Task statement :: Carry none of the pictures over; write out the complete data exactly.

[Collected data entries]
-- Start --

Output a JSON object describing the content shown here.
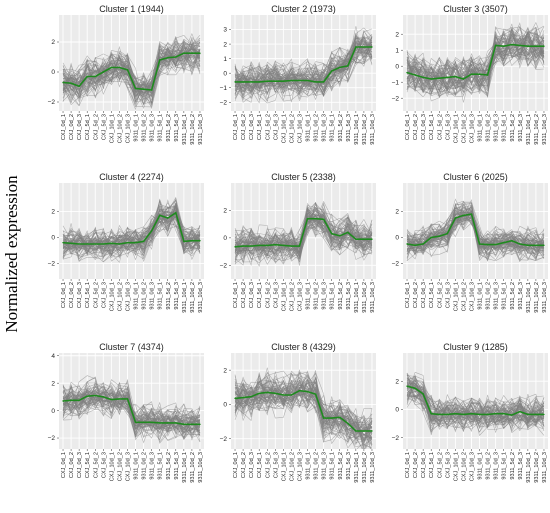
{
  "ylabel": "Normalized expression",
  "x_categories": [
    "CXJ_0d_1",
    "CXJ_0d_2",
    "CXJ_0d_3",
    "CXJ_5d_1",
    "CXJ_5d_2",
    "CXJ_5d_3",
    "CXJ_10d_1",
    "CXJ_10d_2",
    "CXJ_10d_3",
    "9311_0d_1",
    "9311_0d_2",
    "9311_0d_3",
    "9311_5d_1",
    "9311_5d_2",
    "9311_5d_3",
    "9311_10d_1",
    "9311_10d_2",
    "9311_10d_3"
  ],
  "colors": {
    "panel_bg": "#ebebeb",
    "grid": "#ffffff",
    "profiles": "#808080",
    "center_line": "#1f8a1f"
  },
  "chart_data": [
    {
      "type": "line",
      "title": "Cluster 1 (1944)",
      "ylim": [
        -2.6,
        3.8
      ],
      "yticks": [
        -2,
        0,
        2
      ],
      "values": [
        -0.7,
        -0.75,
        -0.95,
        -0.3,
        -0.3,
        0.0,
        0.3,
        0.3,
        0.15,
        -1.1,
        -1.15,
        -1.2,
        0.8,
        0.95,
        1.0,
        1.25,
        1.25,
        1.25
      ]
    },
    {
      "type": "line",
      "title": "Cluster 2 (1973)",
      "ylim": [
        -2.6,
        4.0
      ],
      "yticks": [
        -2,
        -1,
        0,
        1,
        2,
        3
      ],
      "values": [
        -0.6,
        -0.6,
        -0.6,
        -0.6,
        -0.55,
        -0.55,
        -0.55,
        -0.5,
        -0.5,
        -0.5,
        -0.6,
        -0.6,
        0.15,
        0.4,
        0.5,
        1.8,
        1.8,
        1.8
      ]
    },
    {
      "type": "line",
      "title": "Cluster 3 (3507)",
      "ylim": [
        -2.8,
        3.2
      ],
      "yticks": [
        -2,
        -1,
        0,
        1,
        2
      ],
      "values": [
        -0.4,
        -0.55,
        -0.7,
        -0.8,
        -0.75,
        -0.7,
        -0.65,
        -0.8,
        -0.5,
        -0.5,
        -0.55,
        1.3,
        1.25,
        1.35,
        1.3,
        1.25,
        1.25,
        1.25
      ]
    },
    {
      "type": "line",
      "title": "Cluster 4 (2274)",
      "ylim": [
        -3.2,
        4.2
      ],
      "yticks": [
        -2,
        0,
        2
      ],
      "values": [
        -0.4,
        -0.45,
        -0.5,
        -0.5,
        -0.5,
        -0.5,
        -0.45,
        -0.5,
        -0.4,
        -0.4,
        -0.3,
        0.5,
        1.7,
        1.5,
        1.9,
        -0.3,
        -0.25,
        -0.25
      ]
    },
    {
      "type": "line",
      "title": "Cluster 5 (2338)",
      "ylim": [
        -3.0,
        4.0
      ],
      "yticks": [
        -2,
        0,
        2
      ],
      "values": [
        -0.65,
        -0.6,
        -0.6,
        -0.55,
        -0.55,
        -0.5,
        -0.55,
        -0.6,
        -0.6,
        1.4,
        1.4,
        1.35,
        0.3,
        0.15,
        0.4,
        -0.1,
        -0.1,
        -0.1
      ]
    },
    {
      "type": "line",
      "title": "Cluster 6 (2025)",
      "ylim": [
        -3.2,
        4.2
      ],
      "yticks": [
        -2,
        0,
        2
      ],
      "values": [
        -0.5,
        -0.6,
        -0.5,
        0.0,
        0.1,
        0.3,
        1.5,
        1.7,
        1.8,
        -0.5,
        -0.55,
        -0.55,
        -0.4,
        -0.25,
        -0.5,
        -0.6,
        -0.6,
        -0.6
      ]
    },
    {
      "type": "line",
      "title": "Cluster 7 (4374)",
      "ylim": [
        -2.8,
        4.2
      ],
      "yticks": [
        -2,
        0,
        2,
        4
      ],
      "values": [
        0.7,
        0.75,
        0.75,
        1.05,
        1.1,
        1.0,
        0.8,
        0.85,
        0.85,
        -0.85,
        -0.85,
        -0.85,
        -0.9,
        -0.9,
        -0.9,
        -1.0,
        -1.0,
        -1.0
      ]
    },
    {
      "type": "line",
      "title": "Cluster 8 (4329)",
      "ylim": [
        -2.6,
        3.0
      ],
      "yticks": [
        -2,
        0,
        2
      ],
      "values": [
        0.35,
        0.4,
        0.45,
        0.65,
        0.7,
        0.65,
        0.55,
        0.55,
        0.8,
        0.75,
        0.6,
        -0.8,
        -0.8,
        -0.75,
        -1.1,
        -1.55,
        -1.55,
        -1.55
      ]
    },
    {
      "type": "line",
      "title": "Cluster 9 (1285)",
      "ylim": [
        -2.8,
        4.0
      ],
      "yticks": [
        -2,
        0,
        2
      ],
      "values": [
        1.65,
        1.5,
        1.1,
        -0.3,
        -0.35,
        -0.35,
        -0.3,
        -0.35,
        -0.3,
        -0.35,
        -0.35,
        -0.3,
        -0.3,
        -0.4,
        -0.15,
        -0.35,
        -0.35,
        -0.35
      ]
    }
  ]
}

-- End --

Full answer ::
Output a JSON object describing the content shown here.
{
  "ylabel": "Normalized expression",
  "x_categories": [
    "CXJ_0d_1",
    "CXJ_0d_2",
    "CXJ_0d_3",
    "CXJ_5d_1",
    "CXJ_5d_2",
    "CXJ_5d_3",
    "CXJ_10d_1",
    "CXJ_10d_2",
    "CXJ_10d_3",
    "9311_0d_1",
    "9311_0d_2",
    "9311_0d_3",
    "9311_5d_1",
    "9311_5d_2",
    "9311_5d_3",
    "9311_10d_1",
    "9311_10d_2",
    "9311_10d_3"
  ],
  "colors": {
    "panel_bg": "#ebebeb",
    "grid": "#ffffff",
    "profiles": "#808080",
    "center_line": "#1f8a1f"
  },
  "chart_data": [
    {
      "type": "line",
      "title": "Cluster 1 (1944)",
      "ylim": [
        -2.6,
        3.8
      ],
      "yticks": [
        -2,
        0,
        2
      ],
      "values": [
        -0.7,
        -0.75,
        -0.95,
        -0.3,
        -0.3,
        0.0,
        0.3,
        0.3,
        0.15,
        -1.1,
        -1.15,
        -1.2,
        0.8,
        0.95,
        1.0,
        1.25,
        1.25,
        1.25
      ]
    },
    {
      "type": "line",
      "title": "Cluster 2 (1973)",
      "ylim": [
        -2.6,
        4.0
      ],
      "yticks": [
        -2,
        -1,
        0,
        1,
        2,
        3
      ],
      "values": [
        -0.6,
        -0.6,
        -0.6,
        -0.6,
        -0.55,
        -0.55,
        -0.55,
        -0.5,
        -0.5,
        -0.5,
        -0.6,
        -0.6,
        0.15,
        0.4,
        0.5,
        1.8,
        1.8,
        1.8
      ]
    },
    {
      "type": "line",
      "title": "Cluster 3 (3507)",
      "ylim": [
        -2.8,
        3.2
      ],
      "yticks": [
        -2,
        -1,
        0,
        1,
        2
      ],
      "values": [
        -0.4,
        -0.55,
        -0.7,
        -0.8,
        -0.75,
        -0.7,
        -0.65,
        -0.8,
        -0.5,
        -0.5,
        -0.55,
        1.3,
        1.25,
        1.35,
        1.3,
        1.25,
        1.25,
        1.25
      ]
    },
    {
      "type": "line",
      "title": "Cluster 4 (2274)",
      "ylim": [
        -3.2,
        4.2
      ],
      "yticks": [
        -2,
        0,
        2
      ],
      "values": [
        -0.4,
        -0.45,
        -0.5,
        -0.5,
        -0.5,
        -0.5,
        -0.45,
        -0.5,
        -0.4,
        -0.4,
        -0.3,
        0.5,
        1.7,
        1.5,
        1.9,
        -0.3,
        -0.25,
        -0.25
      ]
    },
    {
      "type": "line",
      "title": "Cluster 5 (2338)",
      "ylim": [
        -3.0,
        4.0
      ],
      "yticks": [
        -2,
        0,
        2
      ],
      "values": [
        -0.65,
        -0.6,
        -0.6,
        -0.55,
        -0.55,
        -0.5,
        -0.55,
        -0.6,
        -0.6,
        1.4,
        1.4,
        1.35,
        0.3,
        0.15,
        0.4,
        -0.1,
        -0.1,
        -0.1
      ]
    },
    {
      "type": "line",
      "title": "Cluster 6 (2025)",
      "ylim": [
        -3.2,
        4.2
      ],
      "yticks": [
        -2,
        0,
        2
      ],
      "values": [
        -0.5,
        -0.6,
        -0.5,
        0.0,
        0.1,
        0.3,
        1.5,
        1.7,
        1.8,
        -0.5,
        -0.55,
        -0.55,
        -0.4,
        -0.25,
        -0.5,
        -0.6,
        -0.6,
        -0.6
      ]
    },
    {
      "type": "line",
      "title": "Cluster 7 (4374)",
      "ylim": [
        -2.8,
        4.2
      ],
      "yticks": [
        -2,
        0,
        2,
        4
      ],
      "values": [
        0.7,
        0.75,
        0.75,
        1.05,
        1.1,
        1.0,
        0.8,
        0.85,
        0.85,
        -0.85,
        -0.85,
        -0.85,
        -0.9,
        -0.9,
        -0.9,
        -1.0,
        -1.0,
        -1.0
      ]
    },
    {
      "type": "line",
      "title": "Cluster 8 (4329)",
      "ylim": [
        -2.6,
        3.0
      ],
      "yticks": [
        -2,
        0,
        2
      ],
      "values": [
        0.35,
        0.4,
        0.45,
        0.65,
        0.7,
        0.65,
        0.55,
        0.55,
        0.8,
        0.75,
        0.6,
        -0.8,
        -0.8,
        -0.75,
        -1.1,
        -1.55,
        -1.55,
        -1.55
      ]
    },
    {
      "type": "line",
      "title": "Cluster 9 (1285)",
      "ylim": [
        -2.8,
        4.0
      ],
      "yticks": [
        -2,
        0,
        2
      ],
      "values": [
        1.65,
        1.5,
        1.1,
        -0.3,
        -0.35,
        -0.35,
        -0.3,
        -0.35,
        -0.3,
        -0.35,
        -0.35,
        -0.3,
        -0.3,
        -0.4,
        -0.15,
        -0.35,
        -0.35,
        -0.35
      ]
    }
  ]
}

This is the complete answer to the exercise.